** start of Records provided **

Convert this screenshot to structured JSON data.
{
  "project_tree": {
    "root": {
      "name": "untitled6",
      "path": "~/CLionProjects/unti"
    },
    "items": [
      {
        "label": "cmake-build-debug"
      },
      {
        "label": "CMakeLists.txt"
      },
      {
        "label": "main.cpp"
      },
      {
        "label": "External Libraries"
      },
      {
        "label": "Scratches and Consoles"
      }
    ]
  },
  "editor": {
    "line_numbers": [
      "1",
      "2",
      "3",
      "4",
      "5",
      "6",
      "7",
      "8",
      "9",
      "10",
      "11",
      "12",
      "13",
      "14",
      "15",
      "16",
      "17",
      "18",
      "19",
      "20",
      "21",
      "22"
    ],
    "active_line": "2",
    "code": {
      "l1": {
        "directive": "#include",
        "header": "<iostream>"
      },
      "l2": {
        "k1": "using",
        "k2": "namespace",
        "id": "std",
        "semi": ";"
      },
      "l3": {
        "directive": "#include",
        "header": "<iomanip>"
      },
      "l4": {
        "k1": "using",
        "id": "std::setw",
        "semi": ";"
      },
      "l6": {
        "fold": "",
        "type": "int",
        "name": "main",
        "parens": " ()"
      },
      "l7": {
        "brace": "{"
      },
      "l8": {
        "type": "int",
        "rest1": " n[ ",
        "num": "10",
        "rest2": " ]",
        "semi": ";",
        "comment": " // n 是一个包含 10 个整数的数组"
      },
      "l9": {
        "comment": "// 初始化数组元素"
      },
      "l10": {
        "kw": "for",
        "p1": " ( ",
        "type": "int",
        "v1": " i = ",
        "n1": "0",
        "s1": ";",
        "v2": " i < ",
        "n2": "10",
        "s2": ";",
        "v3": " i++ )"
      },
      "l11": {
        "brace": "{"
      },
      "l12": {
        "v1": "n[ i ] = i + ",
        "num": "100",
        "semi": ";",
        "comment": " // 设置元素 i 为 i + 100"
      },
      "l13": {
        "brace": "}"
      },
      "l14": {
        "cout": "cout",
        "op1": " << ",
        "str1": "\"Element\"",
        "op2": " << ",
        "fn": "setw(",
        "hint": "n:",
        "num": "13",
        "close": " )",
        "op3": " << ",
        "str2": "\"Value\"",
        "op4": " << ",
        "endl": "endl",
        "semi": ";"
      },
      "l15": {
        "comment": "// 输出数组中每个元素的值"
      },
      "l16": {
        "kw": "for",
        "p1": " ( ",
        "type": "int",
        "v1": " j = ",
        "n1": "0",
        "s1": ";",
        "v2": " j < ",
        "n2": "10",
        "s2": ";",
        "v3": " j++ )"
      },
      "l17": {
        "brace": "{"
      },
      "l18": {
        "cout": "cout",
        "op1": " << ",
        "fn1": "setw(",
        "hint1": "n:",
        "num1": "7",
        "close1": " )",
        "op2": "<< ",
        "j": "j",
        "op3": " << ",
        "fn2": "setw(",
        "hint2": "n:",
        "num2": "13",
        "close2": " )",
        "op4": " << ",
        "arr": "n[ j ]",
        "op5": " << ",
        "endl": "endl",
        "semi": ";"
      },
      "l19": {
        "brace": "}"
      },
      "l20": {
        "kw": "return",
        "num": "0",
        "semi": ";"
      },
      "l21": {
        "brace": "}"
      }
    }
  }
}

** end of Records provided **

■ **Exercise description**
Make an exact copy of every entry.

■ **Worked answer**
Convert this screenshot to structured JSON data.
{
  "project_tree": {
    "root": {
      "name": "untitled6",
      "path": "~/CLionProjects/unti"
    },
    "items": [
      {
        "label": "cmake-build-debug"
      },
      {
        "label": "CMakeLists.txt"
      },
      {
        "label": "main.cpp"
      },
      {
        "label": "External Libraries"
      },
      {
        "label": "Scratches and Consoles"
      }
    ]
  },
  "editor": {
    "line_numbers": [
      "1",
      "2",
      "3",
      "4",
      "5",
      "6",
      "7",
      "8",
      "9",
      "10",
      "11",
      "12",
      "13",
      "14",
      "15",
      "16",
      "17",
      "18",
      "19",
      "20",
      "21",
      "22"
    ],
    "active_line": "2",
    "code": {
      "l1": {
        "directive": "#include",
        "header": "<iostream>"
      },
      "l2": {
        "k1": "using",
        "k2": "namespace",
        "id": "std",
        "semi": ";"
      },
      "l3": {
        "directive": "#include",
        "header": "<iomanip>"
      },
      "l4": {
        "k1": "using",
        "id": "std::setw",
        "semi": ";"
      },
      "l6": {
        "fold": "",
        "type": "int",
        "name": "main",
        "parens": " ()"
      },
      "l7": {
        "brace": "{"
      },
      "l8": {
        "type": "int",
        "rest1": " n[ ",
        "num": "10",
        "rest2": " ]",
        "semi": ";",
        "comment": " // n 是一个包含 10 个整数的数组"
      },
      "l9": {
        "comment": "// 初始化数组元素"
      },
      "l10": {
        "kw": "for",
        "p1": " ( ",
        "type": "int",
        "v1": " i = ",
        "n1": "0",
        "s1": ";",
        "v2": " i < ",
        "n2": "10",
        "s2": ";",
        "v3": " i++ )"
      },
      "l11": {
        "brace": "{"
      },
      "l12": {
        "v1": "n[ i ] = i + ",
        "num": "100",
        "semi": ";",
        "comment": " // 设置元素 i 为 i + 100"
      },
      "l13": {
        "brace": "}"
      },
      "l14": {
        "cout": "cout",
        "op1": " << ",
        "str1": "\"Element\"",
        "op2": " << ",
        "fn": "setw(",
        "hint": "n:",
        "num": "13",
        "close": " )",
        "op3": " << ",
        "str2": "\"Value\"",
        "op4": " << ",
        "endl": "endl",
        "semi": ";"
      },
      "l15": {
        "comment": "// 输出数组中每个元素的值"
      },
      "l16": {
        "kw": "for",
        "p1": " ( ",
        "type": "int",
        "v1": " j = ",
        "n1": "0",
        "s1": ";",
        "v2": " j < ",
        "n2": "10",
        "s2": ";",
        "v3": " j++ )"
      },
      "l17": {
        "brace": "{"
      },
      "l18": {
        "cout": "cout",
        "op1": " << ",
        "fn1": "setw(",
        "hint1": "n:",
        "num1": "7",
        "close1": " )",
        "op2": "<< ",
        "j": "j",
        "op3": " << ",
        "fn2": "setw(",
        "hint2": "n:",
        "num2": "13",
        "close2": " )",
        "op4": " << ",
        "arr": "n[ j ]",
        "op5": " << ",
        "endl": "endl",
        "semi": ";"
      },
      "l19": {
        "brace": "}"
      },
      "l20": {
        "kw": "return",
        "num": "0",
        "semi": ";"
      },
      "l21": {
        "brace": "}"
      }
    }
  }
}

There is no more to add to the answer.